ENTRIES PROVIDED:

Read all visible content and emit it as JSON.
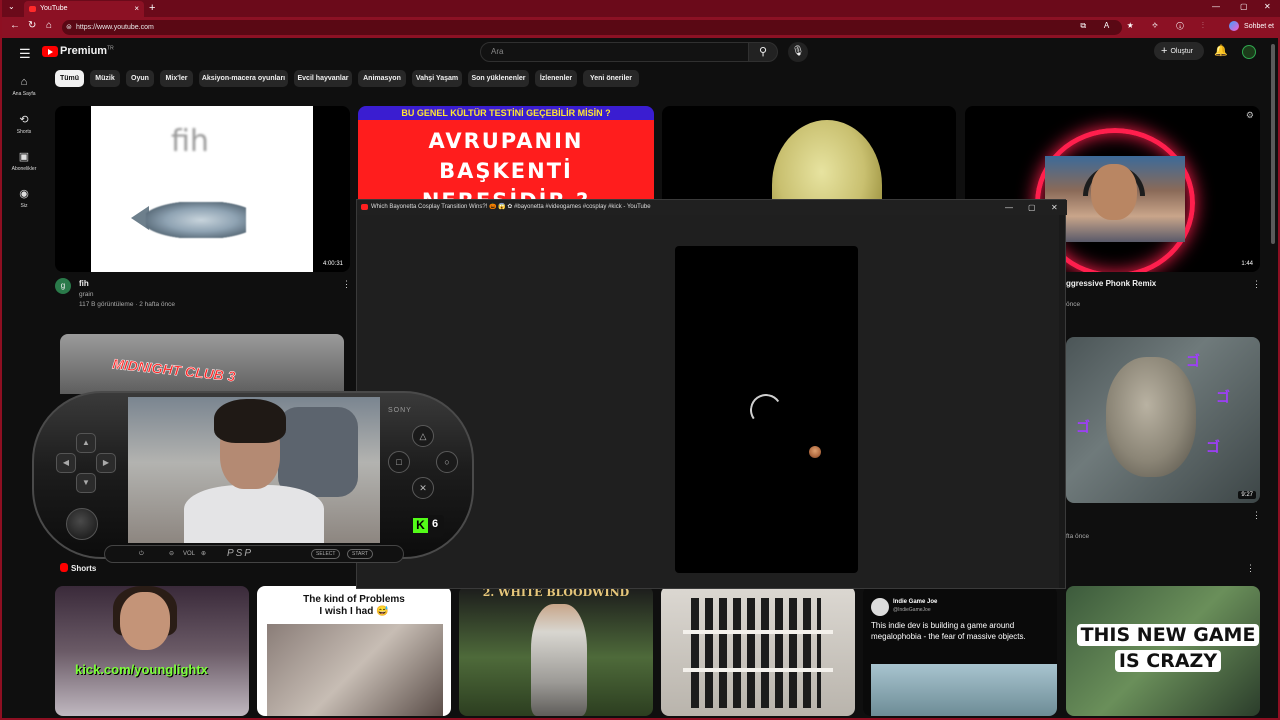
{
  "browser": {
    "tab_title": "YouTube",
    "url": "https://www.youtube.com",
    "chat_button": "Sohbet et",
    "new_tab": "+",
    "close": "×"
  },
  "header": {
    "logo": "Premium",
    "logo_region": "TR",
    "search_placeholder": "Ara",
    "create_label": "Oluştur"
  },
  "sidebar": {
    "items": [
      {
        "label": "Ana Sayfa",
        "icon": "home-icon"
      },
      {
        "label": "Shorts",
        "icon": "shorts-icon"
      },
      {
        "label": "Abonelikler",
        "icon": "subscriptions-icon"
      },
      {
        "label": "Siz",
        "icon": "you-icon"
      }
    ]
  },
  "chips": [
    "Tümü",
    "Müzik",
    "Oyun",
    "Mix'ler",
    "Aksiyon-macera oyunları",
    "Evcil hayvanlar",
    "Animasyon",
    "Vahşi Yaşam",
    "Son yüklenenler",
    "İzlenenler",
    "Yeni öneriler"
  ],
  "videos": {
    "v1": {
      "thumb_text": "fih",
      "duration": "4:00:31",
      "title": "fih",
      "channel": "grain",
      "meta": "117 B görüntüleme · 2 hafta önce",
      "avatar_letter": "g"
    },
    "v2": {
      "banner": "BU GENEL KÜLTÜR TESTİNİ GEÇEBİLİR MİSİN ?",
      "line1": "AVRUPANIN BAŞKENTİ",
      "line2": "NERESİDİR ?"
    },
    "v4": {
      "duration": "1:44",
      "title": "ggressive Phonk Remix",
      "meta": "önce"
    },
    "v5": {
      "thumb_text": "MIDNIGHT CLUB 3"
    },
    "v6": {
      "duration": "9:27",
      "meta": "fta önce"
    }
  },
  "popup": {
    "title": "Which Bayonetta Cosplay Transition Wins?! 🎃 😱 ✿ #bayonetta #videogames #cosplay #kick - YouTube"
  },
  "psp": {
    "brand": "SONY",
    "vol": "VOL",
    "psp_logo": "PSP",
    "select": "SELECT",
    "start": "START",
    "viewer_count": "6",
    "kick_letter": "K"
  },
  "shorts": {
    "label": "Shorts",
    "s1_text": "kick.com/younglightx",
    "s2_caption_1": "The kind of Problems",
    "s2_caption_2": "I wish I had 😅",
    "s3_caption": "2. WHITE BLOODWIND",
    "s5_name": "Indie Game Joe",
    "s5_handle": "@IndieGameJoe",
    "s5_text": "This indie dev is building a game around megalophobia - the fear of massive objects.",
    "s6_line1": "THIS NEW GAME",
    "s6_line2": "IS CRAZY"
  },
  "colors": {
    "browser_accent": "#8c1124",
    "yt_red": "#ff0000",
    "kick_green": "#53fc18"
  }
}
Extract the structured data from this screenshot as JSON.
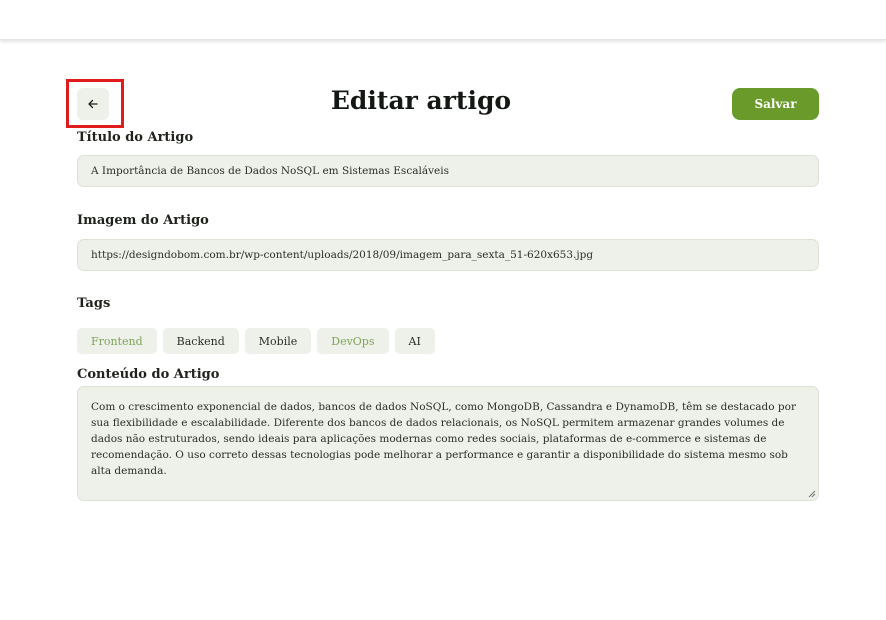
{
  "header": {
    "title": "Editar artigo",
    "save_label": "Salvar",
    "back_icon": "arrow-left-icon"
  },
  "fields": {
    "title_label": "Título do Artigo",
    "title_value": "A Importância de Bancos de Dados NoSQL em Sistemas Escaláveis",
    "image_label": "Imagem do Artigo",
    "image_value": "https://designdobom.com.br/wp-content/uploads/2018/09/imagem_para_sexta_51-620x653.jpg",
    "tags_label": "Tags",
    "content_label": "Conteúdo do Artigo",
    "content_value": "Com o crescimento exponencial de dados, bancos de dados NoSQL, como MongoDB, Cassandra e DynamoDB, têm se destacado por sua flexibilidade e escalabilidade. Diferente dos bancos de dados relacionais, os NoSQL permitem armazenar grandes volumes de dados não estruturados, sendo ideais para aplicações modernas como redes sociais, plataformas de e-commerce e sistemas de recomendação. O uso correto dessas tecnologias pode melhorar a performance e garantir a disponibilidade do sistema mesmo sob alta demanda."
  },
  "tags": [
    {
      "label": "Frontend",
      "selected": true
    },
    {
      "label": "Backend",
      "selected": false
    },
    {
      "label": "Mobile",
      "selected": false
    },
    {
      "label": "DevOps",
      "selected": true
    },
    {
      "label": "AI",
      "selected": false
    }
  ],
  "colors": {
    "accent": "#6a9a2a",
    "field_bg": "#eef1e9",
    "selected_tag_text": "#7fa35a",
    "highlight": "#e01b1b"
  }
}
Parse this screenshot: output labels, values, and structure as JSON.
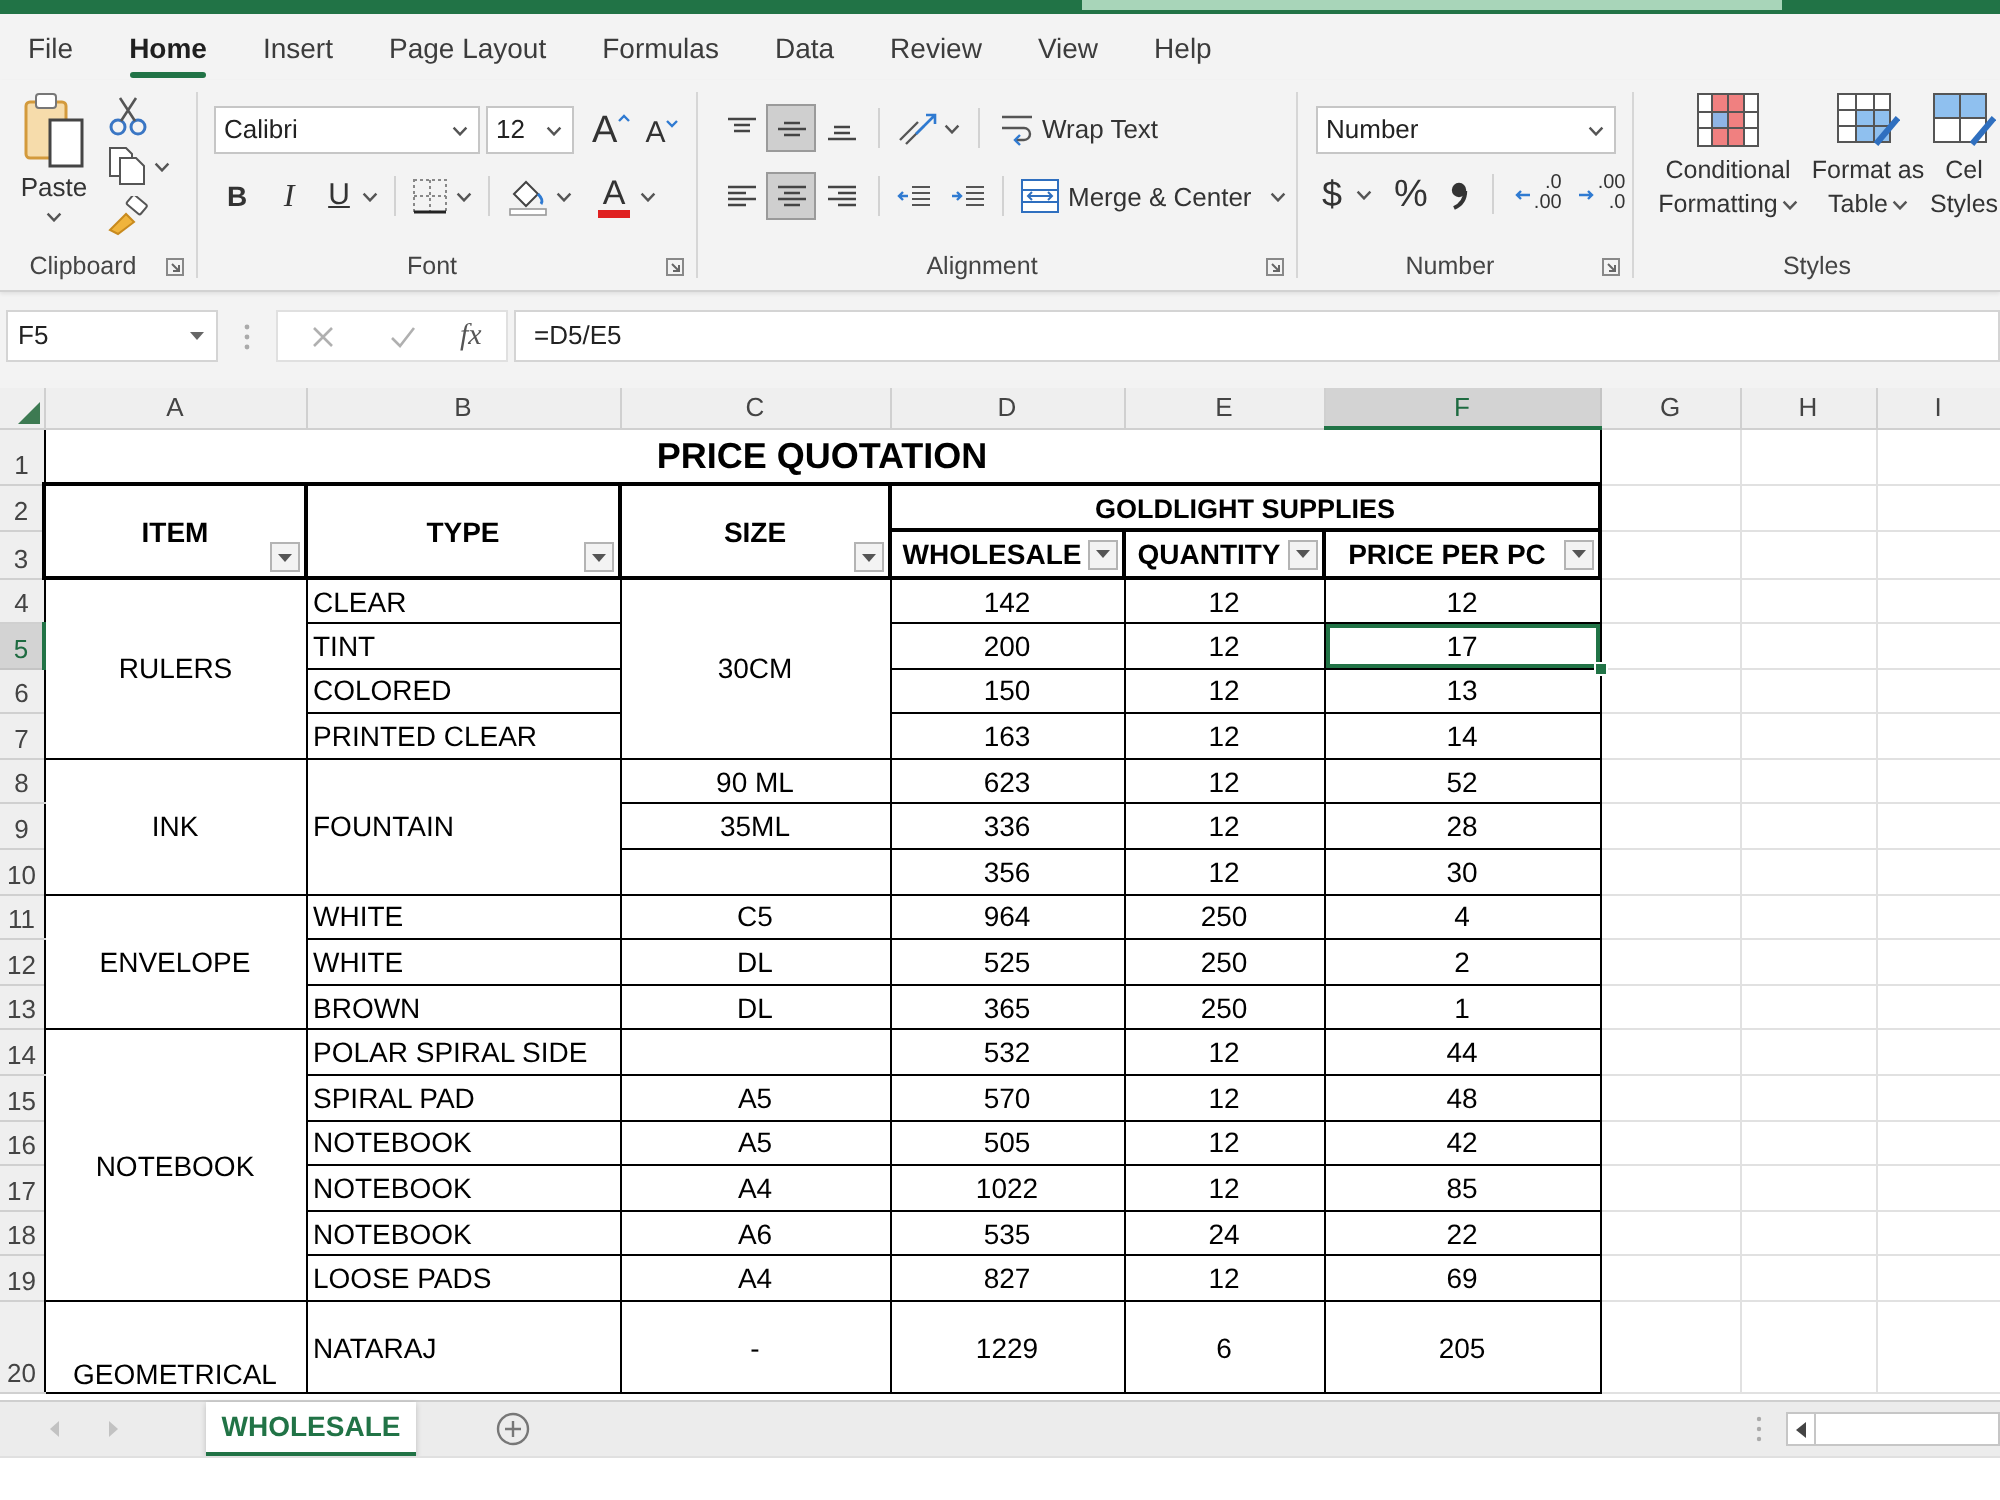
{
  "menu_tabs": [
    {
      "label": "File",
      "selected": false
    },
    {
      "label": "Home",
      "selected": true
    },
    {
      "label": "Insert",
      "selected": false
    },
    {
      "label": "Page Layout",
      "selected": false
    },
    {
      "label": "Formulas",
      "selected": false
    },
    {
      "label": "Data",
      "selected": false
    },
    {
      "label": "Review",
      "selected": false
    },
    {
      "label": "View",
      "selected": false
    },
    {
      "label": "Help",
      "selected": false
    }
  ],
  "ribbon": {
    "clipboard": {
      "label": "Clipboard",
      "paste": "Paste"
    },
    "font": {
      "label": "Font",
      "font_name": "Calibri",
      "font_size": "12",
      "grow": "A",
      "shrink": "A",
      "bold": "B",
      "italic": "I",
      "underline": "U",
      "font_color": "A"
    },
    "alignment": {
      "label": "Alignment",
      "buttons": [
        {
          "kind": "top",
          "selected": false
        },
        {
          "kind": "middle",
          "selected": true
        },
        {
          "kind": "bottom",
          "selected": false
        },
        {
          "kind": "left",
          "selected": false
        },
        {
          "kind": "center",
          "selected": true
        },
        {
          "kind": "right",
          "selected": false
        }
      ],
      "wrap_text": "Wrap Text",
      "merge": "Merge & Center"
    },
    "number": {
      "label": "Number",
      "format": "Number",
      "currency": "$",
      "percent": "%",
      "decimals": [
        {
          "kind": "increase",
          "top": ".0",
          "bottom": ".00"
        },
        {
          "kind": "decrease",
          "top": ".00",
          "bottom": ".0"
        }
      ]
    },
    "styles": {
      "label": "Styles",
      "buttons": [
        {
          "kind": "conditional",
          "lines": [
            "Conditional",
            "Formatting"
          ],
          "dropdown": true
        },
        {
          "kind": "table",
          "lines": [
            "Format as",
            "Table"
          ],
          "dropdown": true
        },
        {
          "kind": "cell",
          "lines": [
            "Cel",
            "Styles"
          ],
          "dropdown": false
        }
      ]
    }
  },
  "formula_bar": {
    "name_box": "F5",
    "function": "fx",
    "formula": "=D5/E5"
  },
  "sheet": {
    "columns": [
      {
        "label": "A",
        "selected": false
      },
      {
        "label": "B",
        "selected": false
      },
      {
        "label": "C",
        "selected": false
      },
      {
        "label": "D",
        "selected": false
      },
      {
        "label": "E",
        "selected": false
      },
      {
        "label": "F",
        "selected": true
      },
      {
        "label": "G",
        "selected": false
      },
      {
        "label": "H",
        "selected": false
      },
      {
        "label": "I",
        "selected": false
      }
    ],
    "title_row": {
      "label": "1",
      "selected": false,
      "title": "PRICE QUOTATION"
    },
    "heading_rows": [
      {
        "label": "2",
        "selected": false
      },
      {
        "label": "3",
        "selected": false
      }
    ],
    "group_heading": "GOLDLIGHT SUPPLIES",
    "headings": [
      {
        "text": "ITEM",
        "kind": "tall"
      },
      {
        "text": "TYPE",
        "kind": "tall"
      },
      {
        "text": "SIZE",
        "kind": "tall"
      },
      {
        "text": "WHOLESALE",
        "kind": "grouped"
      },
      {
        "text": "QUANTITY",
        "kind": "grouped"
      },
      {
        "text": "PRICE PER PC",
        "kind": "grouped"
      }
    ],
    "rows": [
      {
        "label": "4",
        "selected": false,
        "cells": [
          {
            "text": "RULERS",
            "rowspan": 4
          },
          "CLEAR",
          {
            "text": "30CM",
            "rowspan": 4
          },
          "142",
          "12",
          "12"
        ]
      },
      {
        "label": "5",
        "selected": true,
        "cells": [
          "TINT",
          "200",
          "12",
          "17"
        ]
      },
      {
        "label": "6",
        "selected": false,
        "cells": [
          "COLORED",
          "150",
          "12",
          "13"
        ]
      },
      {
        "label": "7",
        "selected": false,
        "cells": [
          "PRINTED CLEAR",
          "163",
          "12",
          "14"
        ]
      },
      {
        "label": "8",
        "selected": false,
        "cells": [
          {
            "text": "INK",
            "rowspan": 3
          },
          {
            "text": "FOUNTAIN",
            "rowspan": 3
          },
          "90 ML",
          "623",
          "12",
          "52"
        ]
      },
      {
        "label": "9",
        "selected": false,
        "cells": [
          "35ML",
          "336",
          "12",
          "28"
        ]
      },
      {
        "label": "10",
        "selected": false,
        "cells": [
          {
            "kind": "blank"
          },
          "356",
          "12",
          "30"
        ]
      },
      {
        "label": "11",
        "selected": false,
        "cells": [
          {
            "text": "ENVELOPE",
            "rowspan": 3
          },
          "WHITE",
          "C5",
          "964",
          "250",
          "4"
        ]
      },
      {
        "label": "12",
        "selected": false,
        "cells": [
          "WHITE",
          "DL",
          "525",
          "250",
          "2"
        ]
      },
      {
        "label": "13",
        "selected": false,
        "cells": [
          "BROWN",
          "DL",
          "365",
          "250",
          "1"
        ]
      },
      {
        "label": "14",
        "selected": false,
        "cells": [
          {
            "text": "NOTEBOOK",
            "rowspan": 6
          },
          "POLAR SPIRAL SIDE",
          {
            "kind": "blank"
          },
          "532",
          "12",
          "44"
        ]
      },
      {
        "label": "15",
        "selected": false,
        "cells": [
          "SPIRAL PAD",
          "A5",
          "570",
          "12",
          "48"
        ]
      },
      {
        "label": "16",
        "selected": false,
        "cells": [
          "NOTEBOOK",
          "A5",
          "505",
          "12",
          "42"
        ]
      },
      {
        "label": "17",
        "selected": false,
        "cells": [
          "NOTEBOOK",
          "A4",
          "1022",
          "12",
          "85"
        ]
      },
      {
        "label": "18",
        "selected": false,
        "cells": [
          "NOTEBOOK",
          "A6",
          "535",
          "24",
          "22"
        ]
      },
      {
        "label": "19",
        "selected": false,
        "cells": [
          "LOOSE PADS",
          "A4",
          "827",
          "12",
          "69"
        ]
      },
      {
        "label": "20",
        "selected": false,
        "cells": [
          "GEOMETRICAL",
          "NATARAJ",
          "-",
          "1229",
          "6",
          "205"
        ]
      }
    ]
  },
  "sheet_tabs": [
    {
      "label": "WHOLESALE",
      "selected": true
    }
  ]
}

WRITTEN EXERCISE:
Search the data for "PRICE". Copy every line that has it.

ANSWER TO THE TASK:
      "title": "PRICE QUOTATION"
        "text": "PRICE PER PC",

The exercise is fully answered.